:: PROBLEM REQUIREMENTS ::
Present the data once more in exactly its original form.

:: PROVIDED RECORDS ::
____
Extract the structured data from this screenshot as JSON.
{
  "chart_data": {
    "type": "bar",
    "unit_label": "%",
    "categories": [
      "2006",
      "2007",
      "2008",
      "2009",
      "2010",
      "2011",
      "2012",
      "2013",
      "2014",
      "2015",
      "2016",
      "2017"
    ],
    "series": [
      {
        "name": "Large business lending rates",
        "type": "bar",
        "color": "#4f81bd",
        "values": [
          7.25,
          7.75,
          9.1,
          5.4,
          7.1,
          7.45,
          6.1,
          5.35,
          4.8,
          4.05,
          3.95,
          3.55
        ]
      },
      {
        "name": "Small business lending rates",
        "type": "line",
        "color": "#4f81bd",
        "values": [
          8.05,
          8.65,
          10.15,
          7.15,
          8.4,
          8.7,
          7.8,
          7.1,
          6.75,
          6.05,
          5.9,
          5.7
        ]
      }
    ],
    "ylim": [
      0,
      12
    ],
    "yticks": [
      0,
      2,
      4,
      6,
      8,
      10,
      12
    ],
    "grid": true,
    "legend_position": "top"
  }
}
____
:: SOLUTION FOR THIS PROBLEM ::
Extract the structured data from this screenshot as JSON.
{
  "chart_data": {
    "type": "bar",
    "unit_label": "%",
    "categories": [
      "2006",
      "2007",
      "2008",
      "2009",
      "2010",
      "2011",
      "2012",
      "2013",
      "2014",
      "2015",
      "2016",
      "2017"
    ],
    "series": [
      {
        "name": "Large business lending rates",
        "type": "bar",
        "color": "#4f81bd",
        "values": [
          7.25,
          7.75,
          9.1,
          5.4,
          7.1,
          7.45,
          6.1,
          5.35,
          4.8,
          4.05,
          3.95,
          3.55
        ]
      },
      {
        "name": "Small business lending rates",
        "type": "line",
        "color": "#4f81bd",
        "values": [
          8.05,
          8.65,
          10.15,
          7.15,
          8.4,
          8.7,
          7.8,
          7.1,
          6.75,
          6.05,
          5.9,
          5.7
        ]
      }
    ],
    "ylim": [
      0,
      12
    ],
    "yticks": [
      0,
      2,
      4,
      6,
      8,
      10,
      12
    ],
    "grid": true,
    "legend_position": "top"
  }
}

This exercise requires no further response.